→ **Exercise instructions**: What lines of the data hold the string "specific"? Pull each one out.

→ **Records shown**:
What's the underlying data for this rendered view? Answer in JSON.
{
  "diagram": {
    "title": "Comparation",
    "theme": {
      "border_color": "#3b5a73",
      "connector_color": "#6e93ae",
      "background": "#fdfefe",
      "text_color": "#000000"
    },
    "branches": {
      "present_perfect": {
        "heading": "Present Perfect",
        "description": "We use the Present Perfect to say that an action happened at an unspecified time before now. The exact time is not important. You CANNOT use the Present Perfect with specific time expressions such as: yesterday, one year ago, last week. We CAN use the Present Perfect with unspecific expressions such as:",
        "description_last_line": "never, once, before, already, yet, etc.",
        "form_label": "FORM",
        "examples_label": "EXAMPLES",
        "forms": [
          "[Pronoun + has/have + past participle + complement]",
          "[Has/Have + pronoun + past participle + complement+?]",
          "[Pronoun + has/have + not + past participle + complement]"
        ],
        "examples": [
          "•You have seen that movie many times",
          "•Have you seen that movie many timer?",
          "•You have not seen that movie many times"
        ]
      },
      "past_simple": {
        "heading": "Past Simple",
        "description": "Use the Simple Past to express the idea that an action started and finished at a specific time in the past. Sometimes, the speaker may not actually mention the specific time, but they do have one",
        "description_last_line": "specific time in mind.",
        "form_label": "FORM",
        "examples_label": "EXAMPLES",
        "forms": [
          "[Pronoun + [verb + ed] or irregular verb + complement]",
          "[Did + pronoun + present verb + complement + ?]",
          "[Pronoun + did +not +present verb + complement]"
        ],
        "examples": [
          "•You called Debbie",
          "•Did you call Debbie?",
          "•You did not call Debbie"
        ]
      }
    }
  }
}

→ **Final answer**:
        "description": "We use the Present Perfect to say that an action happened at an unspecified time before now. The exact time is not important. You CANNOT use the Present Perfect with specific time expressions such as: yesterday, one year ago, last week. We CAN use the Present Perfect with unspecific expressions such as:",
        "description": "Use the Simple Past to express the idea that an action started and finished at a specific time in the past. Sometimes, the speaker may not actually mention the specific time, but they do have one",
        "description_last_line": "specific time in mind.",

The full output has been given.